— BEGIN RECORDS TO USE —

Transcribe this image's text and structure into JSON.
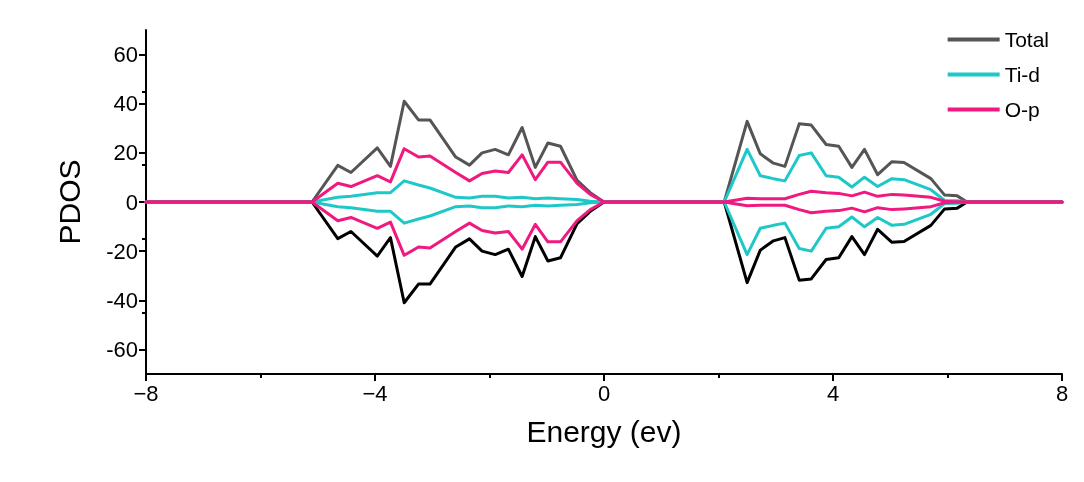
{
  "chart_data": {
    "type": "line",
    "xlabel": "Energy (ev)",
    "ylabel": "PDOS",
    "x": [
      -8,
      -5.1,
      -4.65,
      -4.42,
      -3.96,
      -3.73,
      -3.49,
      -3.24,
      -3.04,
      -2.59,
      -2.35,
      -2.13,
      -1.9,
      -1.67,
      -1.43,
      -1.2,
      -0.98,
      -0.76,
      -0.47,
      -0.24,
      0,
      2.1,
      2.5,
      2.73,
      2.96,
      3.16,
      3.41,
      3.62,
      3.88,
      4.1,
      4.33,
      4.55,
      4.78,
      5.03,
      5.24,
      5.71,
      5.95,
      6.17,
      6.34,
      8
    ],
    "series": [
      {
        "name": "Total",
        "color": "#555555",
        "values": [
          0,
          0,
          14.9,
          12,
          22,
          14.5,
          41,
          33.4,
          33.4,
          18.3,
          15,
          20,
          21.4,
          19.2,
          30.3,
          14.1,
          24,
          22.7,
          8.8,
          3.8,
          0,
          0,
          32.8,
          19.6,
          15.8,
          14.5,
          31.8,
          31.3,
          23.4,
          22.7,
          14.1,
          21.4,
          11.1,
          16.4,
          16.1,
          9.5,
          2.8,
          2.5,
          0,
          0
        ]
      },
      {
        "color": "#000000",
        "values": [
          0,
          0,
          -14.9,
          -12,
          -22,
          -14.5,
          -41,
          -33.4,
          -33.4,
          -18.3,
          -15,
          -20,
          -21.4,
          -19.2,
          -30.3,
          -14.1,
          -24,
          -22.7,
          -8.8,
          -3.8,
          0,
          0,
          -32.8,
          -19.6,
          -15.8,
          -14.5,
          -31.8,
          -31.3,
          -23.4,
          -22.7,
          -14.1,
          -21.4,
          -11.1,
          -16.4,
          -16.1,
          -9.5,
          -2.8,
          -2.5,
          0,
          0
        ]
      },
      {
        "name": "Ti-d",
        "color": "#1fc8c8",
        "values": [
          0,
          0,
          1.9,
          2.3,
          3.8,
          3.8,
          8.6,
          6.9,
          5.7,
          1.9,
          1.6,
          2.3,
          2.3,
          1.6,
          1.9,
          1.3,
          1.6,
          1.3,
          1,
          0.3,
          0,
          0,
          21.4,
          10.7,
          9.5,
          8.6,
          18.9,
          20,
          10.7,
          10.1,
          6.1,
          10.1,
          6.3,
          9.5,
          9.1,
          5,
          0.6,
          0.5,
          0,
          0
        ]
      },
      {
        "color": "#1fc8c8",
        "values": [
          0,
          0,
          -1.9,
          -2.3,
          -3.8,
          -3.8,
          -8.6,
          -6.9,
          -5.7,
          -1.9,
          -1.6,
          -2.3,
          -2.3,
          -1.6,
          -1.9,
          -1.3,
          -1.6,
          -1.3,
          -1,
          -0.3,
          0,
          0,
          -21.4,
          -10.7,
          -9.5,
          -8.6,
          -18.9,
          -20,
          -10.7,
          -10.1,
          -6.1,
          -10.1,
          -6.3,
          -9.5,
          -9.1,
          -5,
          -0.6,
          -0.5,
          0,
          0
        ]
      },
      {
        "name": "O-p",
        "color": "#f0197f",
        "values": [
          0,
          0,
          7.6,
          6.3,
          10.7,
          8.2,
          21.7,
          18.3,
          18.7,
          12,
          8.6,
          11.6,
          12.6,
          12,
          19.2,
          9.1,
          16.2,
          16.2,
          7.6,
          3.1,
          0,
          0,
          1.5,
          1.3,
          1.3,
          1.3,
          3.1,
          4.4,
          3.8,
          3.5,
          2.5,
          4,
          2.3,
          3.1,
          2.8,
          1.9,
          0.3,
          0,
          0,
          0
        ]
      },
      {
        "color": "#f0197f",
        "values": [
          0,
          0,
          -7.6,
          -6.3,
          -10.7,
          -8.2,
          -21.7,
          -18.3,
          -18.7,
          -12,
          -8.6,
          -11.6,
          -12.6,
          -12,
          -19.2,
          -9.1,
          -16.2,
          -16.2,
          -7.6,
          -3.1,
          0,
          0,
          -1.5,
          -1.3,
          -1.3,
          -1.3,
          -3.1,
          -4.4,
          -3.8,
          -3.5,
          -2.5,
          -4,
          -2.3,
          -3.1,
          -2.8,
          -1.9,
          -0.3,
          0,
          0,
          0
        ]
      }
    ],
    "xlim": [
      -8,
      8
    ],
    "xticks": [
      {
        "value": -8,
        "label": "−8"
      },
      {
        "value": -4,
        "label": "−4"
      },
      0,
      4,
      8
    ],
    "ylim": [
      -70,
      70
    ],
    "yticks": [
      -60,
      -40,
      -20,
      0,
      20,
      40,
      60
    ],
    "grid": false,
    "legend": "top right",
    "marker": "none",
    "line_style": "solid"
  }
}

— END RECORDS TO USE —

=== YOUR OBJECTIVE ===
Repeat the entries exactly and keep the pictures out of the copy.

=== SOLUTION TO THIS EXERCISE ===
Transcribe this image's text and structure into JSON.
{
  "chart_data": {
    "type": "line",
    "xlabel": "Energy (ev)",
    "ylabel": "PDOS",
    "x": [
      -8,
      -5.1,
      -4.65,
      -4.42,
      -3.96,
      -3.73,
      -3.49,
      -3.24,
      -3.04,
      -2.59,
      -2.35,
      -2.13,
      -1.9,
      -1.67,
      -1.43,
      -1.2,
      -0.98,
      -0.76,
      -0.47,
      -0.24,
      0,
      2.1,
      2.5,
      2.73,
      2.96,
      3.16,
      3.41,
      3.62,
      3.88,
      4.1,
      4.33,
      4.55,
      4.78,
      5.03,
      5.24,
      5.71,
      5.95,
      6.17,
      6.34,
      8
    ],
    "series": [
      {
        "name": "Total",
        "color": "#555555",
        "values": [
          0,
          0,
          14.9,
          12,
          22,
          14.5,
          41,
          33.4,
          33.4,
          18.3,
          15,
          20,
          21.4,
          19.2,
          30.3,
          14.1,
          24,
          22.7,
          8.8,
          3.8,
          0,
          0,
          32.8,
          19.6,
          15.8,
          14.5,
          31.8,
          31.3,
          23.4,
          22.7,
          14.1,
          21.4,
          11.1,
          16.4,
          16.1,
          9.5,
          2.8,
          2.5,
          0,
          0
        ]
      },
      {
        "color": "#000000",
        "values": [
          0,
          0,
          -14.9,
          -12,
          -22,
          -14.5,
          -41,
          -33.4,
          -33.4,
          -18.3,
          -15,
          -20,
          -21.4,
          -19.2,
          -30.3,
          -14.1,
          -24,
          -22.7,
          -8.8,
          -3.8,
          0,
          0,
          -32.8,
          -19.6,
          -15.8,
          -14.5,
          -31.8,
          -31.3,
          -23.4,
          -22.7,
          -14.1,
          -21.4,
          -11.1,
          -16.4,
          -16.1,
          -9.5,
          -2.8,
          -2.5,
          0,
          0
        ]
      },
      {
        "name": "Ti-d",
        "color": "#1fc8c8",
        "values": [
          0,
          0,
          1.9,
          2.3,
          3.8,
          3.8,
          8.6,
          6.9,
          5.7,
          1.9,
          1.6,
          2.3,
          2.3,
          1.6,
          1.9,
          1.3,
          1.6,
          1.3,
          1,
          0.3,
          0,
          0,
          21.4,
          10.7,
          9.5,
          8.6,
          18.9,
          20,
          10.7,
          10.1,
          6.1,
          10.1,
          6.3,
          9.5,
          9.1,
          5,
          0.6,
          0.5,
          0,
          0
        ]
      },
      {
        "color": "#1fc8c8",
        "values": [
          0,
          0,
          -1.9,
          -2.3,
          -3.8,
          -3.8,
          -8.6,
          -6.9,
          -5.7,
          -1.9,
          -1.6,
          -2.3,
          -2.3,
          -1.6,
          -1.9,
          -1.3,
          -1.6,
          -1.3,
          -1,
          -0.3,
          0,
          0,
          -21.4,
          -10.7,
          -9.5,
          -8.6,
          -18.9,
          -20,
          -10.7,
          -10.1,
          -6.1,
          -10.1,
          -6.3,
          -9.5,
          -9.1,
          -5,
          -0.6,
          -0.5,
          0,
          0
        ]
      },
      {
        "name": "O-p",
        "color": "#f0197f",
        "values": [
          0,
          0,
          7.6,
          6.3,
          10.7,
          8.2,
          21.7,
          18.3,
          18.7,
          12,
          8.6,
          11.6,
          12.6,
          12,
          19.2,
          9.1,
          16.2,
          16.2,
          7.6,
          3.1,
          0,
          0,
          1.5,
          1.3,
          1.3,
          1.3,
          3.1,
          4.4,
          3.8,
          3.5,
          2.5,
          4,
          2.3,
          3.1,
          2.8,
          1.9,
          0.3,
          0,
          0,
          0
        ]
      },
      {
        "color": "#f0197f",
        "values": [
          0,
          0,
          -7.6,
          -6.3,
          -10.7,
          -8.2,
          -21.7,
          -18.3,
          -18.7,
          -12,
          -8.6,
          -11.6,
          -12.6,
          -12,
          -19.2,
          -9.1,
          -16.2,
          -16.2,
          -7.6,
          -3.1,
          0,
          0,
          -1.5,
          -1.3,
          -1.3,
          -1.3,
          -3.1,
          -4.4,
          -3.8,
          -3.5,
          -2.5,
          -4,
          -2.3,
          -3.1,
          -2.8,
          -1.9,
          -0.3,
          0,
          0,
          0
        ]
      }
    ],
    "xlim": [
      -8,
      8
    ],
    "xticks": [
      {
        "value": -8,
        "label": "−8"
      },
      {
        "value": -4,
        "label": "−4"
      },
      0,
      4,
      8
    ],
    "ylim": [
      -70,
      70
    ],
    "yticks": [
      -60,
      -40,
      -20,
      0,
      20,
      40,
      60
    ],
    "grid": false,
    "legend": "top right",
    "marker": "none",
    "line_style": "solid"
  }
}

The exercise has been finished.